►

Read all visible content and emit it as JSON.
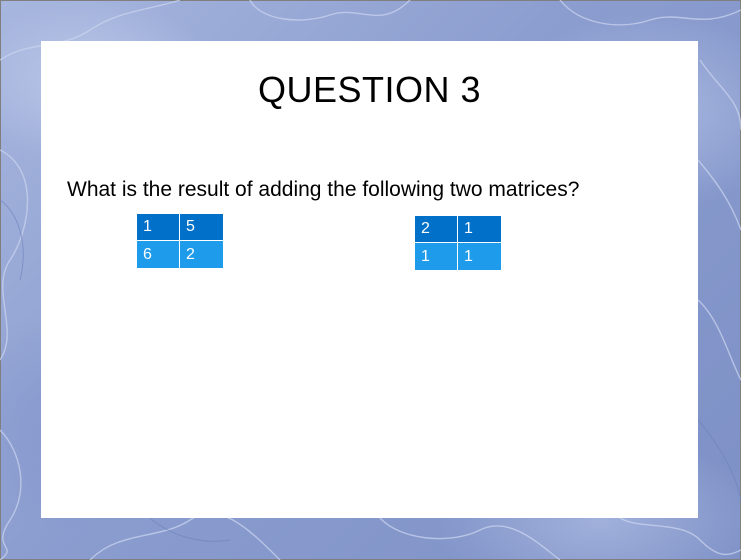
{
  "slide": {
    "title": "QUESTION 3",
    "question": "What is the result of adding the following two matrices?"
  },
  "matrix_a": {
    "rows": [
      [
        "1",
        "5"
      ],
      [
        "6",
        "2"
      ]
    ]
  },
  "matrix_b": {
    "rows": [
      [
        "2",
        "1"
      ],
      [
        "1",
        "1"
      ]
    ]
  },
  "colors": {
    "background": "#8d9fcf",
    "slide": "#ffffff",
    "cell_dark": "#0070c8",
    "cell_light": "#1e9bea"
  }
}
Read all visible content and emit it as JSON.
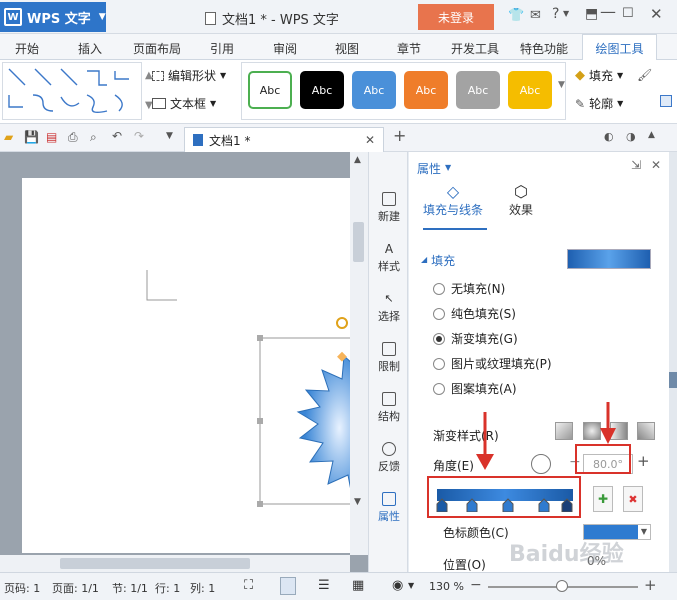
{
  "titlebar": {
    "app_name": "WPS 文字",
    "logo_letter": "W",
    "doc_title": "文档1 * - WPS 文字",
    "login_label": "未登录"
  },
  "ribbon_tabs": [
    "开始",
    "插入",
    "页面布局",
    "引用",
    "审阅",
    "视图",
    "章节",
    "开发工具",
    "特色功能",
    "绘图工具"
  ],
  "ribbon": {
    "edit_shape_label": "编辑形状",
    "textbox_label": "文本框",
    "style_label": "Abc",
    "fill_label": "填充",
    "outline_label": "轮廓"
  },
  "doc_tab": {
    "label": "文档1 *"
  },
  "sidebar": {
    "items": [
      "新建",
      "样式",
      "选择",
      "限制",
      "结构",
      "反馈",
      "属性"
    ]
  },
  "panel": {
    "header": "属性",
    "tabs": [
      "填充与线条",
      "效果"
    ],
    "fill_section": "填充",
    "options": [
      "无填充(N)",
      "纯色填充(S)",
      "渐变填充(G)",
      "图片或纹理填充(P)",
      "图案填充(A)"
    ],
    "selected_option": 2,
    "gradient_style_label": "渐变样式(R)",
    "angle_label": "角度(E)",
    "angle_value": "80.0°",
    "stop_color_label": "色标颜色(C)",
    "position_label": "位置(O)",
    "position_value": "0%"
  },
  "statusbar": {
    "page_num": "页码: 1",
    "pages": "页面: 1/1",
    "section": "节: 1/1",
    "row": "行: 1",
    "col": "列: 1",
    "zoom": "130 %"
  },
  "colors": {
    "accent": "#2e75c9",
    "login": "#e8744d",
    "highlight": "#d9322a",
    "shape_fill": "#3a86d6"
  },
  "watermark": "Baidu经验"
}
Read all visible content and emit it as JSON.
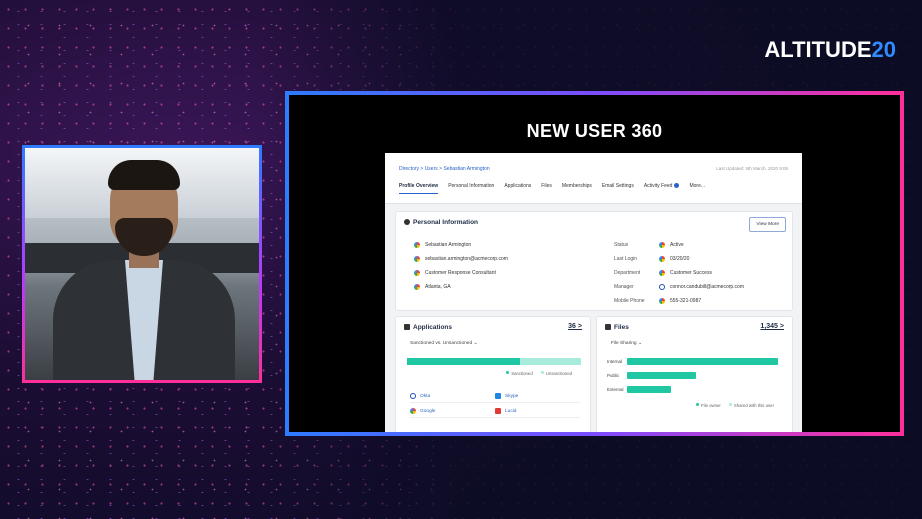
{
  "brand": {
    "text": "ALTITUDE",
    "number": "20"
  },
  "screen_title": "NEW USER 360",
  "app": {
    "breadcrumb": "Directory > Users > Sebastian Armington",
    "updated": "Last Updated: 5th March, 2020 9:05",
    "tabs": [
      "Profile Overview",
      "Personal Information",
      "Applications",
      "Files",
      "Memberships",
      "Email Settings",
      "Activity Feed",
      "More..."
    ],
    "personal_info": {
      "title": "Personal Information",
      "view_more": "View More",
      "name": "Sebastian Armington",
      "email": "sebastian.armington@acmecorp.com",
      "role": "Customer Response Consultant",
      "location": "Atlanta, GA",
      "fields": [
        {
          "key": "Status",
          "value": "Active"
        },
        {
          "key": "Last Login",
          "value": "03/20/20"
        },
        {
          "key": "Department",
          "value": "Customer Success"
        },
        {
          "key": "Manager",
          "value": "connor.candubill@acmecorp.com"
        },
        {
          "key": "Mobile Phone",
          "value": "555-321-0987"
        }
      ]
    },
    "applications": {
      "title": "Applications",
      "count": "36",
      "filter": "Sanctioned vs. Unsanctioned",
      "sanctioned_fraction": 0.65,
      "legend": [
        "Sanctioned",
        "Unsanctioned"
      ],
      "items": [
        "Okta",
        "Skype",
        "Google",
        "Lucid"
      ]
    },
    "files": {
      "title": "Files",
      "count": "1,345",
      "filter": "File Sharing",
      "rows": [
        {
          "label": "Internal",
          "fraction": 1.0
        },
        {
          "label": "Public",
          "fraction": 0.46
        },
        {
          "label": "External",
          "fraction": 0.29
        }
      ],
      "legend": [
        "File owner",
        "Shared with this user"
      ]
    }
  },
  "colors": {
    "accent_blue": "#2a63c6",
    "bar_green": "#1fc7a2",
    "bar_light": "#a7ebdd"
  }
}
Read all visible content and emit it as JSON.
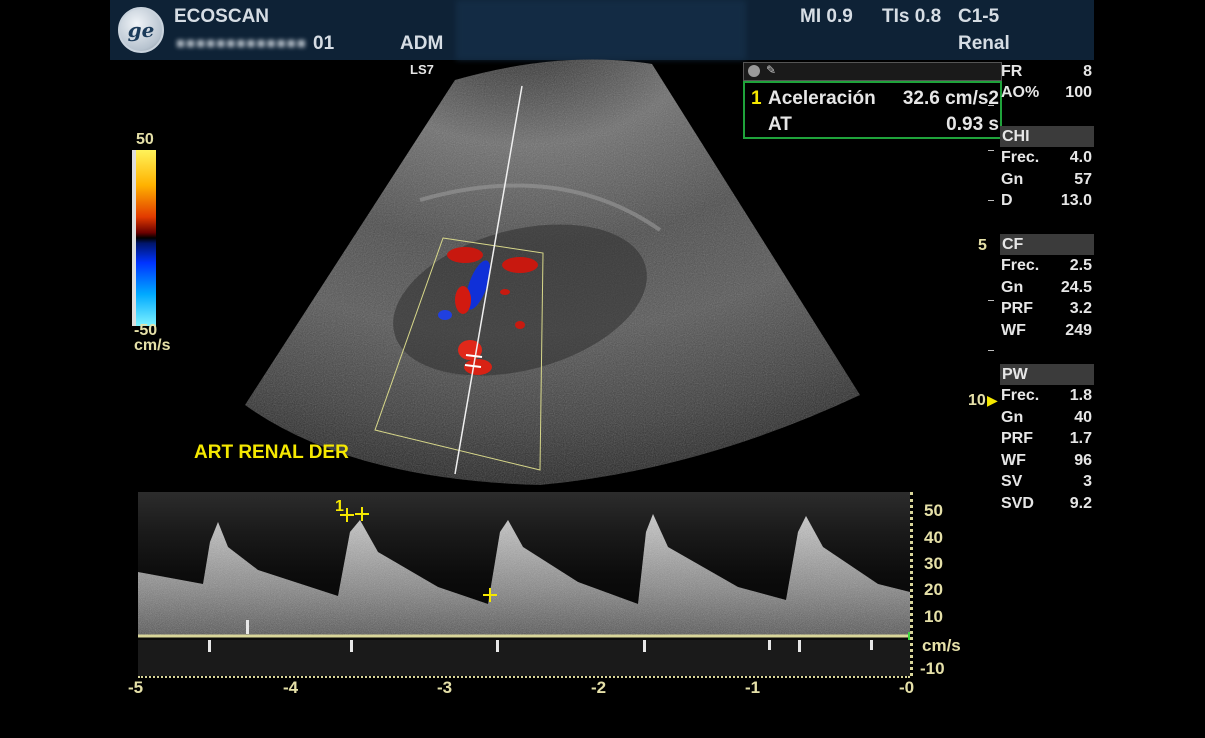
{
  "header": {
    "brand": "ECOSCAN",
    "patient_id": "01",
    "operator": "ADM",
    "mi": "MI 0.9",
    "tis": "TIs 0.8",
    "probe": "C1-5",
    "preset": "Renal"
  },
  "image_label": "LS7",
  "annotation": "ART RENAL DER",
  "colorbar": {
    "max": "50",
    "min": "-50",
    "unit": "cm/s"
  },
  "measurement": {
    "index": "1",
    "row1_label": "Aceleración",
    "row1_value": "32.6 cm/s2",
    "row2_label": "AT",
    "row2_value": "0.93 s"
  },
  "params": {
    "fr_label": "FR",
    "fr_value": "8",
    "ao_label": "AO%",
    "ao_value": "100",
    "chi": {
      "title": "CHI",
      "rows": [
        {
          "label": "Frec.",
          "value": "4.0"
        },
        {
          "label": "Gn",
          "value": "57"
        },
        {
          "label": "D",
          "value": "13.0"
        }
      ]
    },
    "cf": {
      "title": "CF",
      "rows": [
        {
          "label": "Frec.",
          "value": "2.5"
        },
        {
          "label": "Gn",
          "value": "24.5"
        },
        {
          "label": "PRF",
          "value": "3.2"
        },
        {
          "label": "WF",
          "value": "249"
        }
      ]
    },
    "pw": {
      "title": "PW",
      "rows": [
        {
          "label": "Frec.",
          "value": "1.8"
        },
        {
          "label": "Gn",
          "value": "40"
        },
        {
          "label": "PRF",
          "value": "1.7"
        },
        {
          "label": "WF",
          "value": "96"
        },
        {
          "label": "SV",
          "value": "3"
        },
        {
          "label": "SVD",
          "value": "9.2"
        }
      ]
    }
  },
  "depth_markers": {
    "d5": "5",
    "d10": "10"
  },
  "spectral": {
    "y_ticks": [
      "50",
      "40",
      "30",
      "20",
      "10",
      "-10"
    ],
    "y_unit": "cm/s",
    "x_ticks": [
      "-5",
      "-4",
      "-3",
      "-2",
      "-1",
      "-0"
    ],
    "cursor_label": "1"
  },
  "colors": {
    "header_bg": "#0e2236",
    "accent_yellow": "#f5e800",
    "tick_tan": "#e5e0a8",
    "box_green": "#1fa33b"
  }
}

◄

▶ Stated task
Write out the records above exactly as they stand, leaving out every picture.

▶ Result of this exercise
Read all visible content and emit it as JSON.
{
  "slide": {
    "title": "QUESTION 3",
    "question": "What is the result of adding the following two matrices?"
  },
  "matrix_a": {
    "rows": [
      [
        "1",
        "5"
      ],
      [
        "6",
        "2"
      ]
    ]
  },
  "matrix_b": {
    "rows": [
      [
        "2",
        "1"
      ],
      [
        "1",
        "1"
      ]
    ]
  },
  "colors": {
    "background": "#8d9fcf",
    "slide": "#ffffff",
    "cell_dark": "#0070c8",
    "cell_light": "#1e9bea"
  }
}
Read all visible content and emit it as JSON.
{
  "titlebar": {
    "app_name": "WPS 文字",
    "logo_letter": "W",
    "doc_title": "文档1 * - WPS 文字",
    "login_label": "未登录"
  },
  "ribbon_tabs": [
    "开始",
    "插入",
    "页面布局",
    "引用",
    "审阅",
    "视图",
    "章节",
    "开发工具",
    "特色功能",
    "绘图工具"
  ],
  "ribbon": {
    "edit_shape_label": "编辑形状",
    "textbox_label": "文本框",
    "style_label": "Abc",
    "fill_label": "填充",
    "outline_label": "轮廓"
  },
  "doc_tab": {
    "label": "文档1 *"
  },
  "sidebar": {
    "items": [
      "新建",
      "样式",
      "选择",
      "限制",
      "结构",
      "反馈",
      "属性"
    ]
  },
  "panel": {
    "header": "属性",
    "tabs": [
      "填充与线条",
      "效果"
    ],
    "fill_section": "填充",
    "options": [
      "无填充(N)",
      "纯色填充(S)",
      "渐变填充(G)",
      "图片或纹理填充(P)",
      "图案填充(A)"
    ],
    "selected_option": 2,
    "gradient_style_label": "渐变样式(R)",
    "angle_label": "角度(E)",
    "angle_value": "80.0°",
    "stop_color_label": "色标颜色(C)",
    "position_label": "位置(O)",
    "position_value": "0%"
  },
  "statusbar": {
    "page_num": "页码: 1",
    "pages": "页面: 1/1",
    "section": "节: 1/1",
    "row": "行: 1",
    "col": "列: 1",
    "zoom": "130 %"
  },
  "colors": {
    "accent": "#2e75c9",
    "login": "#e8744d",
    "highlight": "#d9322a",
    "shape_fill": "#3a86d6"
  },
  "watermark": "Baidu经验"
}
Read all visible content and emit it as JSON.
{
  "brand": {
    "text": "ALTITUDE",
    "number": "20"
  },
  "screen_title": "NEW USER 360",
  "app": {
    "breadcrumb": "Directory > Users > Sebastian Armington",
    "updated": "Last Updated: 5th March, 2020 9:05",
    "tabs": [
      "Profile Overview",
      "Personal Information",
      "Applications",
      "Files",
      "Memberships",
      "Email Settings",
      "Activity Feed",
      "More..."
    ],
    "personal_info": {
      "title": "Personal Information",
      "view_more": "View More",
      "name": "Sebastian Armington",
      "email": "sebastian.armington@acmecorp.com",
      "role": "Customer Response Consultant",
      "location": "Atlanta, GA",
      "fields": [
        {
          "key": "Status",
          "value": "Active"
        },
        {
          "key": "Last Login",
          "value": "03/20/20"
        },
        {
          "key": "Department",
          "value": "Customer Success"
        },
        {
          "key": "Manager",
          "value": "connor.candubill@acmecorp.com"
        },
        {
          "key": "Mobile Phone",
          "value": "555-321-0987"
        }
      ]
    },
    "applications": {
      "title": "Applications",
      "count": "36",
      "filter": "Sanctioned vs. Unsanctioned",
      "sanctioned_fraction": 0.65,
      "legend": [
        "Sanctioned",
        "Unsanctioned"
      ],
      "items": [
        "Okta",
        "Skype",
        "Google",
        "Lucid"
      ]
    },
    "files": {
      "title": "Files",
      "count": "1,345",
      "filter": "File Sharing",
      "rows": [
        {
          "label": "Internal",
          "fraction": 1.0
        },
        {
          "label": "Public",
          "fraction": 0.46
        },
        {
          "label": "External",
          "fraction": 0.29
        }
      ],
      "legend": [
        "File owner",
        "Shared with this user"
      ]
    }
  },
  "colors": {
    "accent_blue": "#2a63c6",
    "bar_green": "#1fc7a2",
    "bar_light": "#a7ebdd"
  }
}
Read all visible content and emit it as JSON.
{
  "header": {
    "brand": "ECOSCAN",
    "patient_id": "01",
    "operator": "ADM",
    "mi": "MI 0.9",
    "tis": "TIs 0.8",
    "probe": "C1-5",
    "preset": "Renal"
  },
  "image_label": "LS7",
  "annotation": "ART RENAL DER",
  "colorbar": {
    "max": "50",
    "min": "-50",
    "unit": "cm/s"
  },
  "measurement": {
    "index": "1",
    "row1_label": "Aceleración",
    "row1_value": "32.6 cm/s2",
    "row2_label": "AT",
    "row2_value": "0.93 s"
  },
  "params": {
    "fr_label": "FR",
    "fr_value": "8",
    "ao_label": "AO%",
    "ao_value": "100",
    "chi": {
      "title": "CHI",
      "rows": [
        {
          "label": "Frec.",
          "value": "4.0"
        },
        {
          "label": "Gn",
          "value": "57"
        },
        {
          "label": "D",
          "value": "13.0"
        }
      ]
    },
    "cf": {
      "title": "CF",
      "rows": [
        {
          "label": "Frec.",
          "value": "2.5"
        },
        {
          "label": "Gn",
          "value": "24.5"
        },
        {
          "label": "PRF",
          "value": "3.2"
        },
        {
          "label": "WF",
          "value": "249"
        }
      ]
    },
    "pw": {
      "title": "PW",
      "rows": [
        {
          "label": "Frec.",
          "value": "1.8"
        },
        {
          "label": "Gn",
          "value": "40"
        },
        {
          "label": "PRF",
          "value": "1.7"
        },
        {
          "label": "WF",
          "value": "96"
        },
        {
          "label": "SV",
          "value": "3"
        },
        {
          "label": "SVD",
          "value": "9.2"
        }
      ]
    }
  },
  "depth_markers": {
    "d5": "5",
    "d10": "10"
  },
  "spectral": {
    "y_ticks": [
      "50",
      "40",
      "30",
      "20",
      "10",
      "-10"
    ],
    "y_unit": "cm/s",
    "x_ticks": [
      "-5",
      "-4",
      "-3",
      "-2",
      "-1",
      "-0"
    ],
    "cursor_label": "1"
  },
  "colors": {
    "header_bg": "#0e2236",
    "accent_yellow": "#f5e800",
    "tick_tan": "#e5e0a8",
    "box_green": "#1fa33b"
  }
}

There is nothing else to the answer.